(Dataset records)
==========
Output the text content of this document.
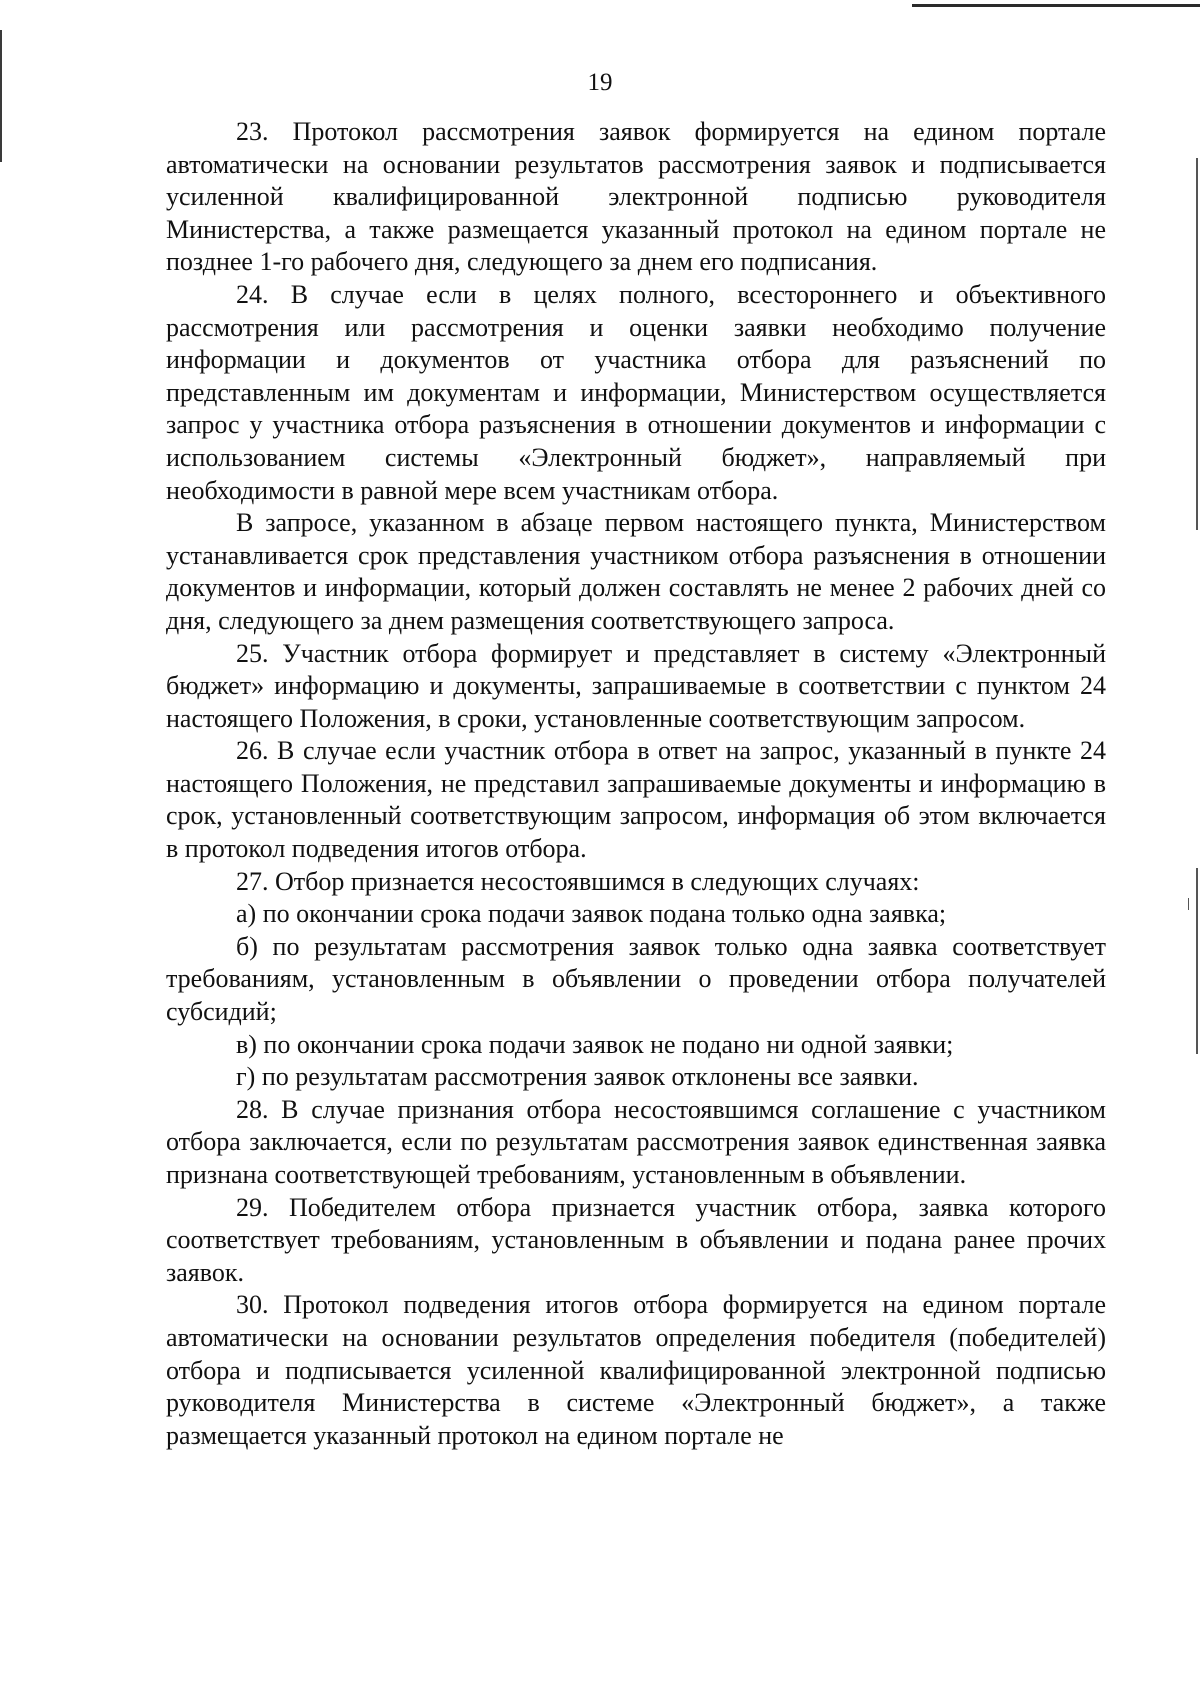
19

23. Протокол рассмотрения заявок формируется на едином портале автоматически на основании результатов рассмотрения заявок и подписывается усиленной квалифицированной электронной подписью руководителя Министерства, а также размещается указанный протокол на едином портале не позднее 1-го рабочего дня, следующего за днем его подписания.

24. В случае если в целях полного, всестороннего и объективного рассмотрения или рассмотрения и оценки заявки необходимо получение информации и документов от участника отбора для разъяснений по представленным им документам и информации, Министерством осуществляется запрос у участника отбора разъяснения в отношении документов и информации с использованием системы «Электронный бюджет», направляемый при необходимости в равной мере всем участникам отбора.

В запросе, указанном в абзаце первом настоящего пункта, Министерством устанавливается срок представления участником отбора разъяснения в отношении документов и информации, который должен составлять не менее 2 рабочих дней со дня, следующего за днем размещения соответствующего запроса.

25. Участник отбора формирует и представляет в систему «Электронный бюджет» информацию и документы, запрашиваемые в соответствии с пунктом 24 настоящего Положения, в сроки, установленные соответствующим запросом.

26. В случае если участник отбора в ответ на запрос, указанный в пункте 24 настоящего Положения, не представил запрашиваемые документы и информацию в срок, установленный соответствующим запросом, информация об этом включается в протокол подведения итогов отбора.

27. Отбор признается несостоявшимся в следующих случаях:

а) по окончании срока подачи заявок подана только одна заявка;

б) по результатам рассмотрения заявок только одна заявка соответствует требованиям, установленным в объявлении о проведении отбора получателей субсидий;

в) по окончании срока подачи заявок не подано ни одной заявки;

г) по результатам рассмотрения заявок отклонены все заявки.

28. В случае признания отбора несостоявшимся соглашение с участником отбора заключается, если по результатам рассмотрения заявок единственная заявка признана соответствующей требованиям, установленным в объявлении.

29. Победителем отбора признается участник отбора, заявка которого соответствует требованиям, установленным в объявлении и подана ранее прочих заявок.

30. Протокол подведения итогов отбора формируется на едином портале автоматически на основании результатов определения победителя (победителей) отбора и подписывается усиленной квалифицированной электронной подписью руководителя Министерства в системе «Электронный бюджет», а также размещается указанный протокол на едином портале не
==========
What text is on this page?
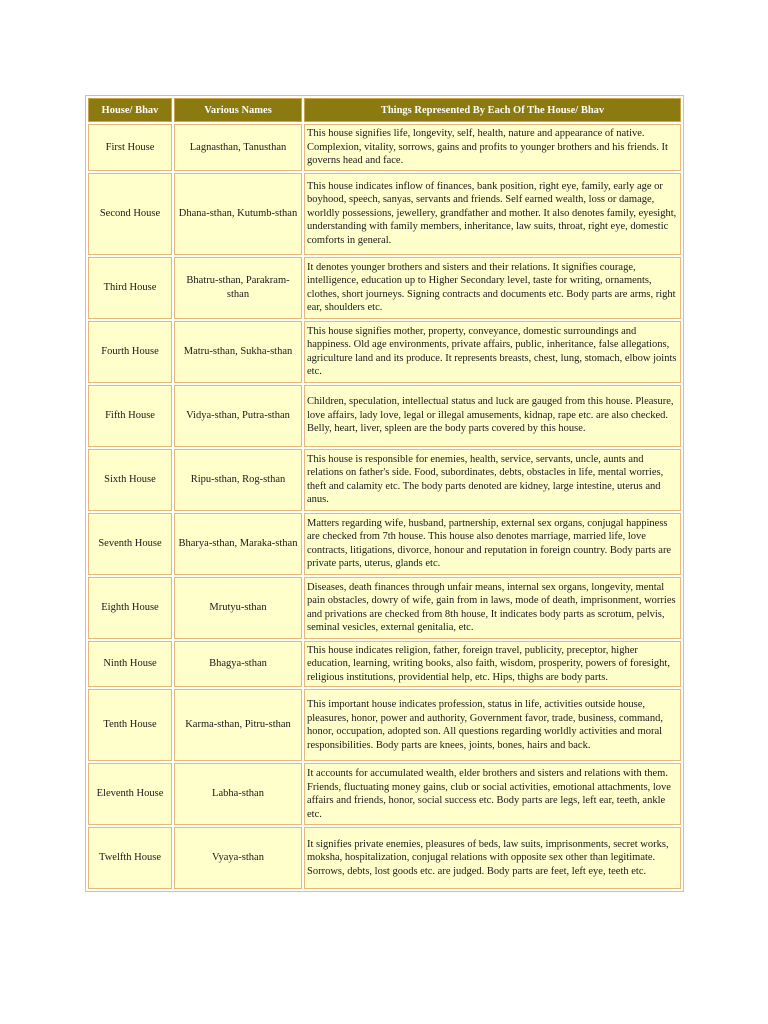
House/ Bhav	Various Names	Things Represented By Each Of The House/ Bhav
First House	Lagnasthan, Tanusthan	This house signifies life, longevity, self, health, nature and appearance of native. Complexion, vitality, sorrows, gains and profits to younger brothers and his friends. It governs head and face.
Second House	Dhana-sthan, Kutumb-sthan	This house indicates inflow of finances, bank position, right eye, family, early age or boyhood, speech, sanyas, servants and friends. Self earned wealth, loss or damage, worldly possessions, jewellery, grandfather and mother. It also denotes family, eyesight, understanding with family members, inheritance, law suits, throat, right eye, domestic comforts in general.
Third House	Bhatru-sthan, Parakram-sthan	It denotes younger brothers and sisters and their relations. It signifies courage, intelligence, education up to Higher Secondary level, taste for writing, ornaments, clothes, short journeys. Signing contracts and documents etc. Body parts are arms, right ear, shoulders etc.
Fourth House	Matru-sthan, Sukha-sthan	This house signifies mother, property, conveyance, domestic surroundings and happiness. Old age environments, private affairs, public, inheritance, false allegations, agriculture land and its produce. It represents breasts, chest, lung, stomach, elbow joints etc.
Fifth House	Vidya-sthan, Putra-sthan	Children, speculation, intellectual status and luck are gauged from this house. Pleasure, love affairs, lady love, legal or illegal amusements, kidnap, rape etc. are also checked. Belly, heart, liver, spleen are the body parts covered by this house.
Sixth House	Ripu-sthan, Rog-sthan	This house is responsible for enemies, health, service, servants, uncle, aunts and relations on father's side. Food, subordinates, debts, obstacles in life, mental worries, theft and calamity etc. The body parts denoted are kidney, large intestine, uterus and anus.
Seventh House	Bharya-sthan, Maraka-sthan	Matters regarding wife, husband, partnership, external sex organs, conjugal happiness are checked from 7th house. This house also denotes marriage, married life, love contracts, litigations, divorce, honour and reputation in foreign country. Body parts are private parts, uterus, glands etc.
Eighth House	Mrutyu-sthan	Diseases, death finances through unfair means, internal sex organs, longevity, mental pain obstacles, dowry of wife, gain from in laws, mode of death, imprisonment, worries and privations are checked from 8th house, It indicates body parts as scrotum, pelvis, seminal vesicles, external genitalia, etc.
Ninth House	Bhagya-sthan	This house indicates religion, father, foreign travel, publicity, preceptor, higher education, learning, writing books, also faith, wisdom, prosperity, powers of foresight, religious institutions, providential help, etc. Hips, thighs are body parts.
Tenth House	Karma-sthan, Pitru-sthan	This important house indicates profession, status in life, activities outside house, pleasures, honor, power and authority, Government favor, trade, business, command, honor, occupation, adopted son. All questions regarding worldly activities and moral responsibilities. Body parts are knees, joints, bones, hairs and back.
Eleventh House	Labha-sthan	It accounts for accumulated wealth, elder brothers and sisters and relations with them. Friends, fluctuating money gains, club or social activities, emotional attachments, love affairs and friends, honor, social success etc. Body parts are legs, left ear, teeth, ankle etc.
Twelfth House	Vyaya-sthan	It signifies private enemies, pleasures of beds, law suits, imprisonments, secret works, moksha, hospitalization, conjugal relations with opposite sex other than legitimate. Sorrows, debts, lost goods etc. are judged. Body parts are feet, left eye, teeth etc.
==========
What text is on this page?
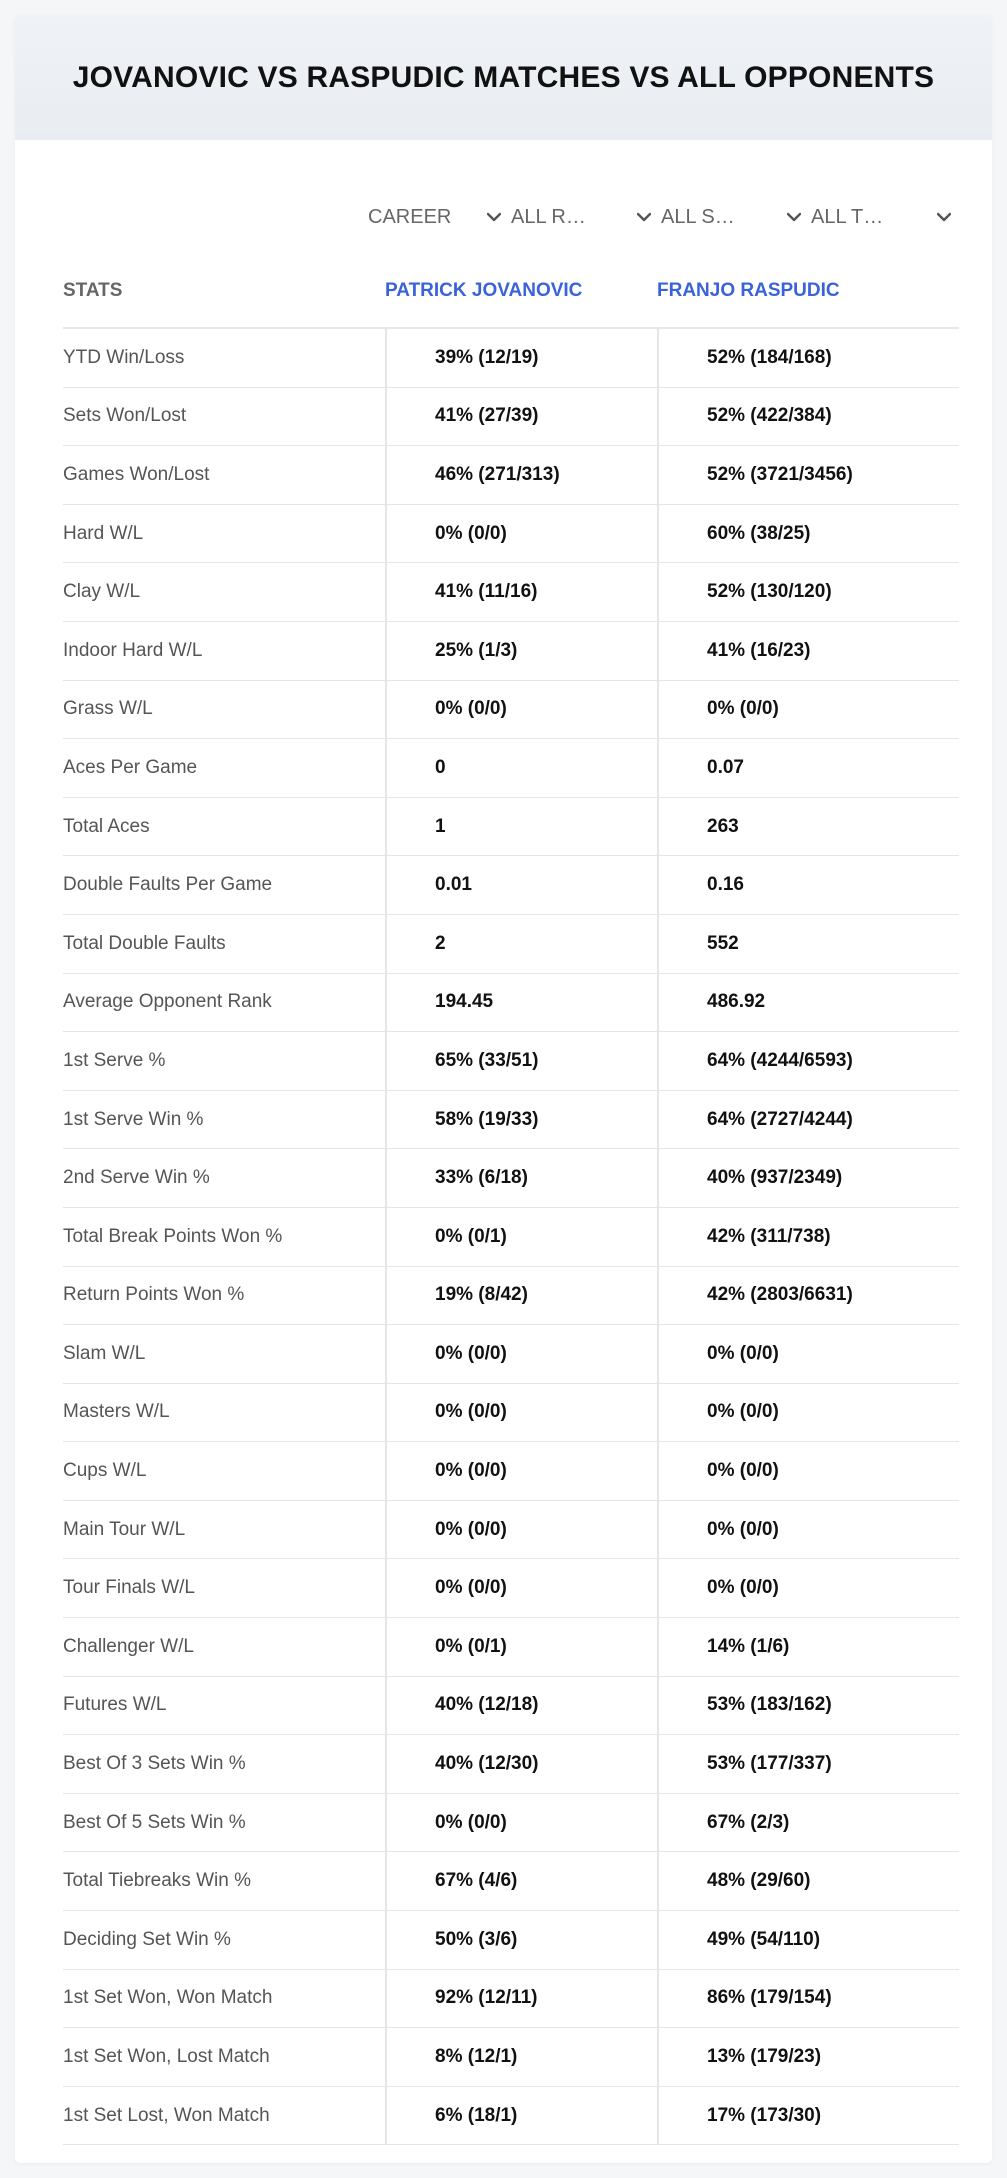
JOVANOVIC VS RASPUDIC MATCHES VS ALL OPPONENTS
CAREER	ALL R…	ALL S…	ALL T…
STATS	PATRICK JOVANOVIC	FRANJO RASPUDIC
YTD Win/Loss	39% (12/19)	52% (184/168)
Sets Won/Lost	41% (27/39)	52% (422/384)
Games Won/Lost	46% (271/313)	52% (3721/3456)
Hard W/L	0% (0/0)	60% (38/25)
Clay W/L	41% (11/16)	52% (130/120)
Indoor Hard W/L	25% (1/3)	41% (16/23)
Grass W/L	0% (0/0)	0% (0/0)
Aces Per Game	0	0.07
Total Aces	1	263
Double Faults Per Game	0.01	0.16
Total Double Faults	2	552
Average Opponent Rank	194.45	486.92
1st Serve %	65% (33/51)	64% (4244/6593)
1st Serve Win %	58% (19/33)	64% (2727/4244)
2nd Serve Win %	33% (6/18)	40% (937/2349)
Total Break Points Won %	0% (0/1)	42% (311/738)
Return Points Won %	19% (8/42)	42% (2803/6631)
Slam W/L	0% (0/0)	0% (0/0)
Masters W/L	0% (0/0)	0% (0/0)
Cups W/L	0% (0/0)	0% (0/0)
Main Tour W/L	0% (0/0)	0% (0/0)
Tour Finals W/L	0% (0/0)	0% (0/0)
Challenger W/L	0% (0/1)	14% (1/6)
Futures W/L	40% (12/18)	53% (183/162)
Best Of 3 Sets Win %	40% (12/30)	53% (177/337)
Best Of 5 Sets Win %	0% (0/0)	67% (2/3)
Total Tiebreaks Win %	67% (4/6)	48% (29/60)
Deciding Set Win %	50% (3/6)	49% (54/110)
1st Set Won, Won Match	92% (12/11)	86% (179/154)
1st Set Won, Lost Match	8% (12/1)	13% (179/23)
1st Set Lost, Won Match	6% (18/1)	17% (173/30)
==========
Report each line in the preceding entries that holds the string "одна".

а) по окончании срока подачи заявок подана только одна заявка;
б) по результатам рассмотрения заявок только одна заявка соответствует требованиям, установленным в объявлении о проведении отбора получателей субсидий;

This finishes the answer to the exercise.